▶ _Compiti ed esercizi_:
1: Nel testo sulla latitanza di Rocco Morabito, in quale centro commerciale l'uomo russo avrebbe accompagnato Morabito con la propria autovettura?
2: Riporta fedelmente il passo del testo sulla latitanza di Rocco Morabito da "Di mezzo c’è" a "febbraio del 2021.".
3: Prosegui il testo sulla latitanza di Rocco Morabito dal punto in cui si interrompe.

Di mezzo c’è anche un tale, “il prof”, non identificato, che a sua volta avrebbe ricevuto in Brasile tramite Rosario Falzea, «su indicazione di Carmelo Morabito», la somma di 30mila euro: 20mila li avrebbe tenuti per sé per il rimborso parziale di un credito maturato per traffici di stupefacenti, 10mila li avrebbe invece consegnati a Rocco Morabito a Florianopolis, in Brasile, il 24 febbraio del 2021.

Il naso di “Caramba”

Sarebbe stato direttamente Rocco Morabito, da latitante, a suggerire di usare l'immagine di qualcuno che gli assomigliasse per la carta d’identità falsa. E il nipote Carmelo si sarebbe attivava in tal senso. «Tu per caso ai foto mia? Per fare documento… No? Neanche foto vecchie, io niente forse vedo da mia madre se ha qualcuna anche di mastrazzolo k aveva tua carta identità. No molto vecchia, una foto di qualcuno che mi rassomiglia. Mattino vado a investigare x trovare». L’idea risolutiva viene a Carmelo con una foto “Caramba”, poi identificato in Francesco Sculli: «Caramba e buona?? Se mai??». Rocco Morabito acconsente, a patto che ne venga modificato il naso con il computer: «Problema è il naso, che facciamo un abbassare del naso per il computer». E qui entra in campo il falsificatore: resta solo da trovare una persona che consegni la sua carta d’identità originale su cui sostituire solo la foto. Un gioco da ragazzi, per loro.

Dalla Russia con… rispetto

Carmelo Morabito è sospettato anche di avere ricompensato con 5mila euro una coppia russa «per aver dato ospitalità» a “Tamunga” subito dopo l’evasione e «averlo aiutato ad allontanarsi da Montevideo». Pare che ci sia stata l’idea di una compensazione con un orologio: «Io gli compro qua un Rolex di 5000 euro e siamo pari», si legge in una chat. I due, soci di un ristorante italiano a Montevideo, sono stati poi tratti in arresto dalle autorità uruguayane. L’uomo, in particolare, ha ammesso parzialmente i fatti, dicendo che gli evasi (Morabito non fuggì da solo) «si erano recati presso il suo locale, fino al giorno dopo in cui avrebbe accompagnato Morabito con la propria autovettura al centro commerciale di Punta Carrettas, dove lo lasciava per diversi minuti all'interno della macchina parcheggiata, senza ritrovarlo al suo ritorno». Lo stesso Carmelo Morabito dimostrerebbe consapevolezza, in almeno una chat, del ruolo dei due russi: «Ma ha provveduto già x i soldi x Sergey? Hanno dato favoreggiamento...».

Il “Cavalo de Troia”

(Righe di dati)
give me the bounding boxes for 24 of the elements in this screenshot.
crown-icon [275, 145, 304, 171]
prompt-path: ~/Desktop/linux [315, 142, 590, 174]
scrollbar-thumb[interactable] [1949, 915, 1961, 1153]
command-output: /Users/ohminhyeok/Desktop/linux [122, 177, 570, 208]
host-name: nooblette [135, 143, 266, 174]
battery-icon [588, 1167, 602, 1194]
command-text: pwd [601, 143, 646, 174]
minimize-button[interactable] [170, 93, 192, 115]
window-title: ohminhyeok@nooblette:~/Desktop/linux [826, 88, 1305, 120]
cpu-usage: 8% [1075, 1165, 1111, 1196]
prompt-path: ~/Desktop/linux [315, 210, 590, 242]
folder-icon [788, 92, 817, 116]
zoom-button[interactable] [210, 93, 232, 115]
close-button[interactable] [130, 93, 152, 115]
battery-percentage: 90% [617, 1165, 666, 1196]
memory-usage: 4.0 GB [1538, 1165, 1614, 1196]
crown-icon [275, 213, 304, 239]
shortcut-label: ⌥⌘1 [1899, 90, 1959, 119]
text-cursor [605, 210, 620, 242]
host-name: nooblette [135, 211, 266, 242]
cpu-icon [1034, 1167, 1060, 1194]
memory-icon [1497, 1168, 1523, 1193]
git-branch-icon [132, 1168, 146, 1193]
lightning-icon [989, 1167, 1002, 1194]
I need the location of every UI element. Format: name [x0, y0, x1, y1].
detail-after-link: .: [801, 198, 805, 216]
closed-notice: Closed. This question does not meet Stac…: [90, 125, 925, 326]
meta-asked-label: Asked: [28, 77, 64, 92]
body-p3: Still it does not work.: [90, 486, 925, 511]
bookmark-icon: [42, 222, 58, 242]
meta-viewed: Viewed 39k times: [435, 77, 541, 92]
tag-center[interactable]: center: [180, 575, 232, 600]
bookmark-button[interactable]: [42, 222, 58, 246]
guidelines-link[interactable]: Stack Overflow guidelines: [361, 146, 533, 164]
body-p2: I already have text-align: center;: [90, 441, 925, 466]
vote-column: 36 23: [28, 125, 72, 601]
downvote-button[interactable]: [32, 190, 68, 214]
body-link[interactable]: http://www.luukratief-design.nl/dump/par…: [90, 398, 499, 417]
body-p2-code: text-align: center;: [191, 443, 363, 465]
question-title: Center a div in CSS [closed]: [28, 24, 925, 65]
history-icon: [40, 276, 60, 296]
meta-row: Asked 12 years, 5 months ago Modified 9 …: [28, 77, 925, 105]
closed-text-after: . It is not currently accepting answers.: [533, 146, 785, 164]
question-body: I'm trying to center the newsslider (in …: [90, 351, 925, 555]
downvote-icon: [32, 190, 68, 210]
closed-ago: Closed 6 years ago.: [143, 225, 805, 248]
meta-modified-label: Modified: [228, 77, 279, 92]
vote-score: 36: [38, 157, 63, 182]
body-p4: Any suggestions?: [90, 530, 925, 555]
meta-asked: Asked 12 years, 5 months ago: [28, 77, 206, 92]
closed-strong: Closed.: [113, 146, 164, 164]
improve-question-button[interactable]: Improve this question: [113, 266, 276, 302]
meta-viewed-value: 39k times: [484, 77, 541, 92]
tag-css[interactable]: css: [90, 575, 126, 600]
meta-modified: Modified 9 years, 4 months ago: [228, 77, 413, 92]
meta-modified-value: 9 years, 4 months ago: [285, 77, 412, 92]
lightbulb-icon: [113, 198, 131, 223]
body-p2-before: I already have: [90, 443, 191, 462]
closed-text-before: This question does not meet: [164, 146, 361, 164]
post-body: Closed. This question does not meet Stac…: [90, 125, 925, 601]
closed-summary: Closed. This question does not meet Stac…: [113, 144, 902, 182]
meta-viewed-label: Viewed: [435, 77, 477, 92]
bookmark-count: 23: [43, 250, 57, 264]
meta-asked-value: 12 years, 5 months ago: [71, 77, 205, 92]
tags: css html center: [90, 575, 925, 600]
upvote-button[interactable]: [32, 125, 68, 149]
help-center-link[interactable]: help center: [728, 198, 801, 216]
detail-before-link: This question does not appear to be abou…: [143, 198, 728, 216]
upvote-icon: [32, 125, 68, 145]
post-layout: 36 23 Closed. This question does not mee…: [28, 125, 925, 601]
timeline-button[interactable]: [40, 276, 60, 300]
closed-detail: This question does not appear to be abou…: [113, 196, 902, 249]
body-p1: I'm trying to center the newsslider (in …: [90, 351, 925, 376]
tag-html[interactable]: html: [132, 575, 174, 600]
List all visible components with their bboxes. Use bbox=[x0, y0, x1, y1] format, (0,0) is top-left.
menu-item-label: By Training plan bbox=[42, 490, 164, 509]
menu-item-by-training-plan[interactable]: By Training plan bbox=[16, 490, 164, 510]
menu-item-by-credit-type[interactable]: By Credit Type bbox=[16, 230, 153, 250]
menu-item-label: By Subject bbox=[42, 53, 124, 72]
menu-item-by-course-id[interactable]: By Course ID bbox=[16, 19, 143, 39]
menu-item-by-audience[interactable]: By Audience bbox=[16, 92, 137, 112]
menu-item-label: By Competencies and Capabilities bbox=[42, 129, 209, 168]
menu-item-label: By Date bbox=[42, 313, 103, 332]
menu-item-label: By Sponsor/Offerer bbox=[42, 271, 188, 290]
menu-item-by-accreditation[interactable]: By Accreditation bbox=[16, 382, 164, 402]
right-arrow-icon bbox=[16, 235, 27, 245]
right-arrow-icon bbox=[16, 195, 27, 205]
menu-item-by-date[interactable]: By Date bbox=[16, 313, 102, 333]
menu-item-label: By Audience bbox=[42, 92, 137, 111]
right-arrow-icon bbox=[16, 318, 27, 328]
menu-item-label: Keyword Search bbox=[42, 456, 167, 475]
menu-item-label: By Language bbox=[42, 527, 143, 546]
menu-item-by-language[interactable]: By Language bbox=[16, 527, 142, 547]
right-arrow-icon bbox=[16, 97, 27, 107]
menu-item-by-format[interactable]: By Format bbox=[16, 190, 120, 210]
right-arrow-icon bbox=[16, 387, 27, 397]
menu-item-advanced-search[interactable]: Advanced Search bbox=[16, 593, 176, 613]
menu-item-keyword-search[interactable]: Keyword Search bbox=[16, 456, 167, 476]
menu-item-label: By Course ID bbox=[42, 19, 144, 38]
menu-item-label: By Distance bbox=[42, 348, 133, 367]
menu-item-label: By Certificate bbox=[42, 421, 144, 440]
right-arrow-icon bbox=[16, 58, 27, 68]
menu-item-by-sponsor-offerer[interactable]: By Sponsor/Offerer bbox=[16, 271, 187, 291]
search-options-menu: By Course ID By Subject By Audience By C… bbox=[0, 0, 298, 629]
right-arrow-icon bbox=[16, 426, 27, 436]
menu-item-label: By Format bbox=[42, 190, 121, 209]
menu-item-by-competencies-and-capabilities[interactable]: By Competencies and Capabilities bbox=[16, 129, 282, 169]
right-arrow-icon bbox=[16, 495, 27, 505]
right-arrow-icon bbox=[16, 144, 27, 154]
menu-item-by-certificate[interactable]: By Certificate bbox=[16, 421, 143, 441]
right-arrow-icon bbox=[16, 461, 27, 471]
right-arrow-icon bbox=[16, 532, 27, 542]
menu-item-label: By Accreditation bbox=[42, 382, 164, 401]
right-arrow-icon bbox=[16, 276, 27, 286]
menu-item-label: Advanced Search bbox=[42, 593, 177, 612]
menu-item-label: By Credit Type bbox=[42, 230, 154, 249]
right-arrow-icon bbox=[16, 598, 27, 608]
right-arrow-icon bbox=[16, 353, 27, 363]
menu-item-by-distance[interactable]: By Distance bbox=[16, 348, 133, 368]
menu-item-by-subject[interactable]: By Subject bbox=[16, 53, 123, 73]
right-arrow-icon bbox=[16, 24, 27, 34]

▶ _Risposte scritte_:
1: Al centro commerciale di Punta Carrettas.

2:
Di mezzo c’è anche un tale, “il prof”, non identificato, che a sua volta avrebbe ricevuto in Brasile tramite Rosario Falzea, «su indicazione di Carmelo Morabito», la somma di 30mila euro: 20mila li avrebbe tenuti per sé per il rimborso parziale di un credito maturato per traffici di stupefacenti, 10mila li avrebbe invece consegnati a Rocco Morabito a Florianopolis, in Brasile, il 24 febbraio del 2021.

3:
«Ti hanno portato i soldi? Te li ho spediti grazie al parente dell’Africa», scrive Carmelo in una chat decriptata dagli inquirenti e “letta” nel senso di «voler favorire la latitanza dello zio, tenuto conto della sua condizione di soggetto appena evaso in un Paese straniero, dunque certamente bisognoso di mezzi per mantenersi e nascondersi agli inquirenti». Tra fine giugno e i primi di luglio del 2019, Carmelo e lo zio discutono anche dell’ipotesi, «avanzata – annota la Dda – da alcune persone originarie di Platì, ma di stanza in Sudamerica» di cui il primo aveva fornito il contatto “Cavalo de Troia”, relativa alla possibilità di far spostare Rocco Morabito in Paraguay, dove queste persone avrebbero avuto la possibilità di ospitarlo. «Vedi pure se vuoi k ti vengono a prendere amici dei platioti x stare con loro k hanno tutto... mandano aereo dicono... Sono pure nel Paraguay». Aerei, documenti falsi, soldi: una “rete” in piena regola che avrebbe permesso due anni di spostamenti più o meno sicuri tra i Paesi del Sudamerica.

Serbo, kazako o francese?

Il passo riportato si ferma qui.